**Task directions:** List each line of the data that holds the string "area", please.

(Figure contents as structured data)

------------

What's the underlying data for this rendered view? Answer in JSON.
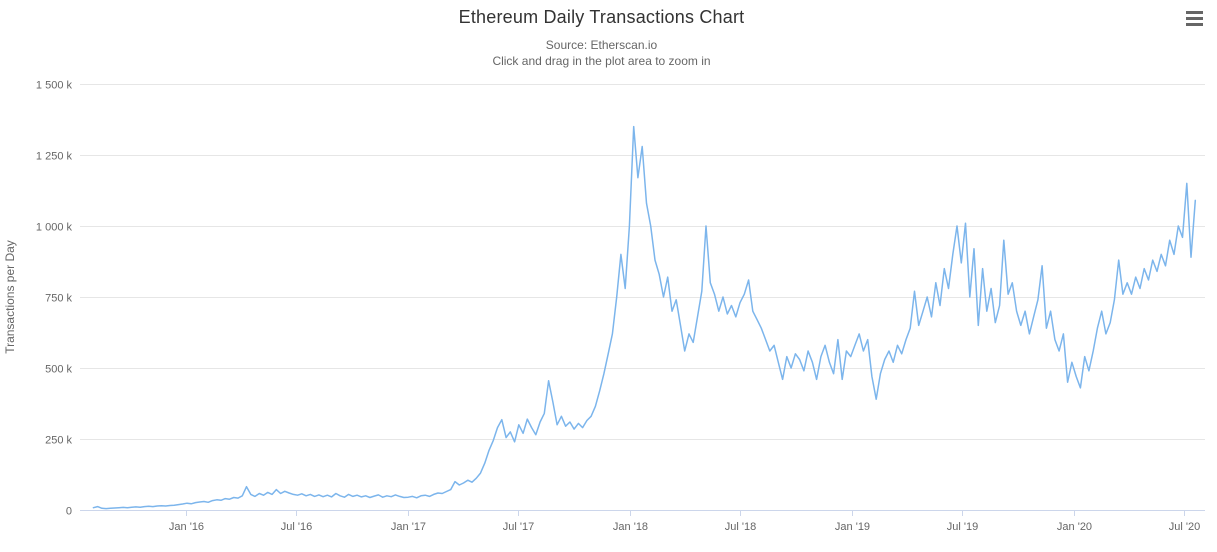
{
  "header": {
    "title": "Ethereum Daily Transactions Chart",
    "subtitle_source": "Source: Etherscan.io",
    "subtitle_hint": "Click and drag in the plot area to zoom in"
  },
  "menu": {
    "icon": "hamburger-icon"
  },
  "chart_data": {
    "type": "line",
    "title": "Ethereum Daily Transactions Chart",
    "subtitle": [
      "Source: Etherscan.io",
      "Click and drag in the plot area to zoom in"
    ],
    "xlabel": "",
    "ylabel": "Transactions per Day",
    "legend": "none",
    "grid": "horizontal",
    "ylim_k": [
      0,
      1500
    ],
    "x_domain": [
      "2015-07-11",
      "2020-08-04"
    ],
    "line_color": "#7cb5ec",
    "colors": {
      "grid": "#e6e6e6",
      "axis": "#ccd6eb",
      "label": "#666666",
      "title": "#333333"
    },
    "y_ticks": [
      {
        "label": "0",
        "value_k": 0
      },
      {
        "label": "250 k",
        "value_k": 250
      },
      {
        "label": "500 k",
        "value_k": 500
      },
      {
        "label": "750 k",
        "value_k": 750
      },
      {
        "label": "1 000 k",
        "value_k": 1000
      },
      {
        "label": "1 250 k",
        "value_k": 1250
      },
      {
        "label": "1 500 k",
        "value_k": 1500
      }
    ],
    "x_ticks": [
      {
        "label": "Jan '16",
        "date": "2016-01-01"
      },
      {
        "label": "Jul '16",
        "date": "2016-07-01"
      },
      {
        "label": "Jan '17",
        "date": "2017-01-01"
      },
      {
        "label": "Jul '17",
        "date": "2017-07-01"
      },
      {
        "label": "Jan '18",
        "date": "2018-01-01"
      },
      {
        "label": "Jul '18",
        "date": "2018-07-01"
      },
      {
        "label": "Jan '19",
        "date": "2019-01-01"
      },
      {
        "label": "Jul '19",
        "date": "2019-07-01"
      },
      {
        "label": "Jan '20",
        "date": "2020-01-01"
      },
      {
        "label": "Jul '20",
        "date": "2020-07-01"
      }
    ],
    "series": [
      {
        "name": "Transactions per Day",
        "start_date": "2015-08-02",
        "interval_days": 7,
        "units": "thousand transactions per day (values estimated weekly from plot)",
        "values_k": [
          8,
          12,
          6,
          5,
          6,
          7,
          8,
          9,
          8,
          10,
          11,
          10,
          12,
          13,
          12,
          14,
          15,
          14,
          16,
          17,
          19,
          21,
          24,
          22,
          26,
          28,
          30,
          27,
          33,
          36,
          34,
          40,
          38,
          44,
          42,
          50,
          82,
          55,
          48,
          58,
          52,
          62,
          55,
          72,
          58,
          66,
          60,
          55,
          52,
          57,
          50,
          55,
          48,
          53,
          47,
          52,
          46,
          58,
          50,
          45,
          55,
          48,
          52,
          46,
          50,
          44,
          49,
          53,
          45,
          50,
          47,
          53,
          48,
          44,
          45,
          48,
          43,
          50,
          52,
          48,
          55,
          60,
          58,
          65,
          72,
          100,
          88,
          95,
          105,
          98,
          112,
          130,
          165,
          210,
          245,
          290,
          318,
          255,
          275,
          240,
          300,
          270,
          320,
          290,
          265,
          310,
          340,
          455,
          380,
          300,
          330,
          295,
          310,
          285,
          305,
          290,
          315,
          330,
          365,
          420,
          480,
          550,
          620,
          750,
          900,
          780,
          1000,
          1350,
          1170,
          1280,
          1080,
          1000,
          880,
          830,
          750,
          820,
          700,
          740,
          650,
          560,
          620,
          590,
          680,
          770,
          1000,
          800,
          760,
          700,
          750,
          690,
          720,
          680,
          730,
          760,
          810,
          700,
          670,
          640,
          600,
          560,
          580,
          520,
          460,
          540,
          500,
          550,
          530,
          490,
          560,
          520,
          460,
          540,
          580,
          520,
          480,
          600,
          460,
          560,
          540,
          580,
          620,
          560,
          600,
          470,
          390,
          480,
          530,
          560,
          520,
          580,
          550,
          600,
          640,
          770,
          650,
          700,
          750,
          680,
          800,
          720,
          850,
          780,
          900,
          1000,
          870,
          1010,
          750,
          920,
          650,
          850,
          700,
          780,
          660,
          720,
          950,
          760,
          800,
          700,
          650,
          700,
          620,
          680,
          740,
          860,
          640,
          700,
          600,
          560,
          620,
          450,
          520,
          470,
          430,
          540,
          490,
          560,
          640,
          700,
          620,
          660,
          740,
          880,
          760,
          800,
          760,
          820,
          780,
          850,
          810,
          880,
          840,
          900,
          860,
          950,
          900,
          1000,
          960,
          1150,
          890,
          1090
        ]
      }
    ]
  }
}
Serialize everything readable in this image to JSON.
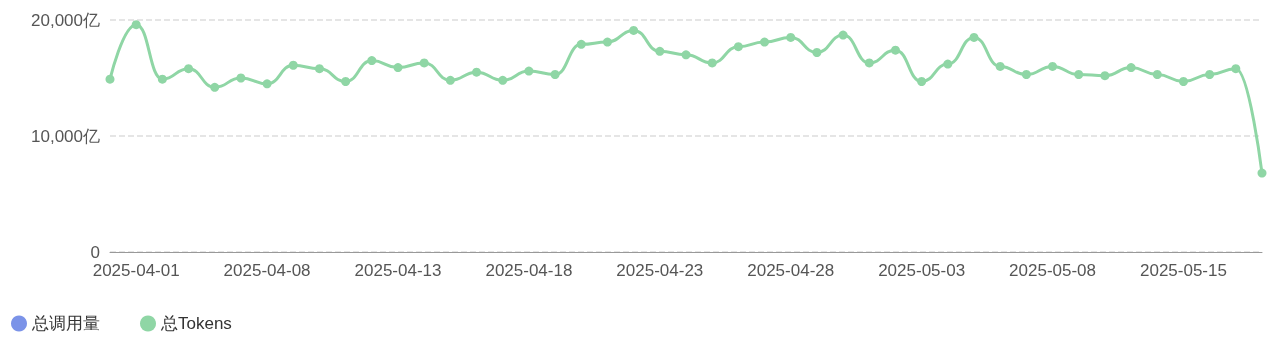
{
  "chart_data": {
    "type": "line",
    "categories": [
      null,
      "2025-04-01",
      null,
      null,
      null,
      null,
      "2025-04-08",
      null,
      null,
      null,
      null,
      "2025-04-13",
      null,
      null,
      null,
      null,
      "2025-04-18",
      null,
      null,
      null,
      null,
      "2025-04-23",
      null,
      null,
      null,
      null,
      "2025-04-28",
      null,
      null,
      null,
      null,
      "2025-05-03",
      null,
      null,
      null,
      null,
      "2025-05-08",
      null,
      null,
      null,
      null,
      "2025-05-15",
      null,
      null,
      null
    ],
    "series": [
      {
        "name": "总调用量",
        "color": "#7b93e8",
        "values": [
          null,
          null,
          null,
          null,
          null,
          null,
          null,
          null,
          null,
          null,
          null,
          null,
          null,
          null,
          null,
          null,
          null,
          null,
          null,
          null,
          null,
          null,
          null,
          null,
          null,
          null,
          null,
          null,
          null,
          null,
          null,
          null,
          null,
          null,
          null,
          null,
          null,
          null,
          null,
          null,
          null,
          null,
          null,
          null,
          null
        ]
      },
      {
        "name": "总Tokens",
        "color": "#8fd6a5",
        "values": [
          14900,
          19600,
          14900,
          15800,
          14200,
          15000,
          14500,
          16100,
          15800,
          14700,
          16500,
          15900,
          16300,
          14800,
          15500,
          14800,
          15600,
          15300,
          17900,
          18100,
          19100,
          17300,
          17000,
          16300,
          17700,
          18100,
          18500,
          17200,
          18700,
          16300,
          17400,
          14700,
          16200,
          18500,
          16000,
          15300,
          16000,
          15300,
          15200,
          15900,
          15300,
          14700,
          15300,
          15800,
          6800
        ]
      }
    ],
    "ylim": [
      0,
      20000
    ],
    "yticks": [
      0,
      {
        "value": 10000,
        "label": "10,000亿"
      },
      {
        "value": 20000,
        "label": "20,000亿"
      }
    ],
    "grid": "y",
    "legend": "bottom left",
    "marker": "circle"
  }
}
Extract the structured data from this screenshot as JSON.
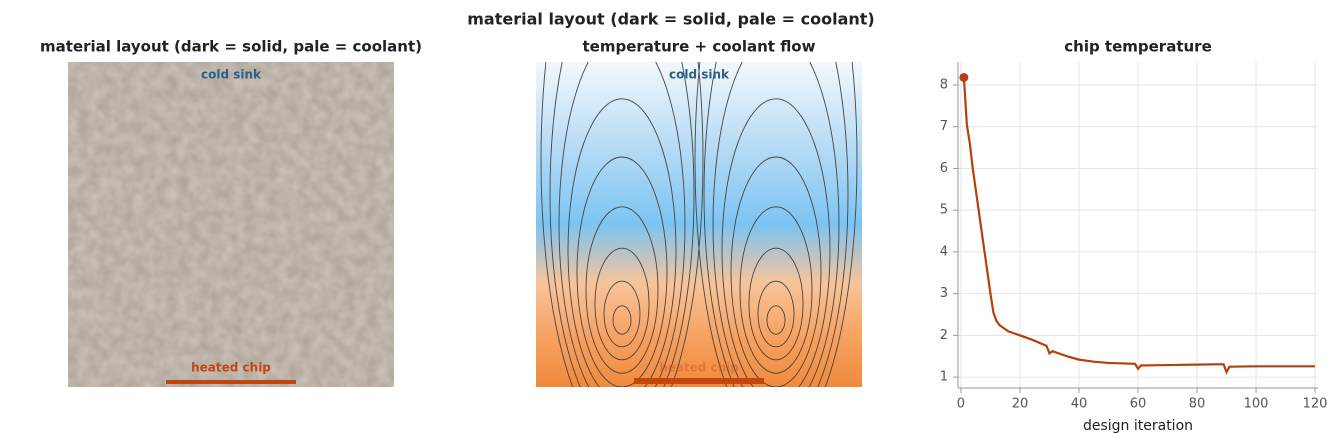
{
  "chart_data": [
    {
      "type": "image",
      "title": "material layout   (dark = solid, pale = coolant)",
      "annotations": [
        "cold sink",
        "heated chip"
      ]
    },
    {
      "type": "image",
      "title": "temperature + coolant flow",
      "annotations": [
        "cold sink",
        "heated chip"
      ]
    },
    {
      "type": "line",
      "title": "chip temperature",
      "xlabel": "design iteration",
      "color": "#b5400f",
      "x": [
        1,
        2,
        3,
        4,
        5,
        6,
        7,
        8,
        9,
        10,
        11,
        12,
        13,
        16,
        20,
        24,
        29,
        30,
        31,
        36,
        40,
        45,
        50,
        59,
        60,
        61,
        70,
        80,
        89,
        90,
        91,
        100,
        110,
        120
      ],
      "values": [
        8.18,
        7.05,
        6.6,
        6.0,
        5.5,
        5.0,
        4.5,
        4.0,
        3.5,
        3.0,
        2.55,
        2.35,
        2.25,
        2.1,
        2.0,
        1.9,
        1.75,
        1.57,
        1.62,
        1.5,
        1.42,
        1.37,
        1.34,
        1.32,
        1.2,
        1.28,
        1.29,
        1.3,
        1.31,
        1.12,
        1.25,
        1.26,
        1.26,
        1.26
      ],
      "marker": {
        "x": [
          1
        ],
        "values": [
          8.18
        ]
      },
      "xlim": [
        -1,
        121
      ],
      "ylim": [
        0.74,
        8.55
      ],
      "xticks": [
        0,
        20,
        40,
        60,
        80,
        100,
        120
      ],
      "yticks": [
        1,
        2,
        3,
        4,
        5,
        6,
        7,
        8
      ],
      "grid": true
    }
  ]
}
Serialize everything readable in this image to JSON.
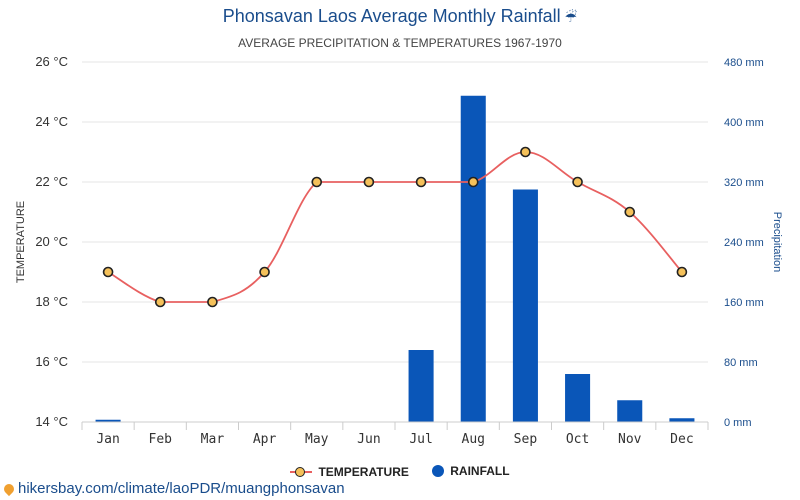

------------

**Answer below:**
    "subtitle_hint": "Click and drag in the plot area to zoom in"
      "Click and drag in the plot area to zoom in"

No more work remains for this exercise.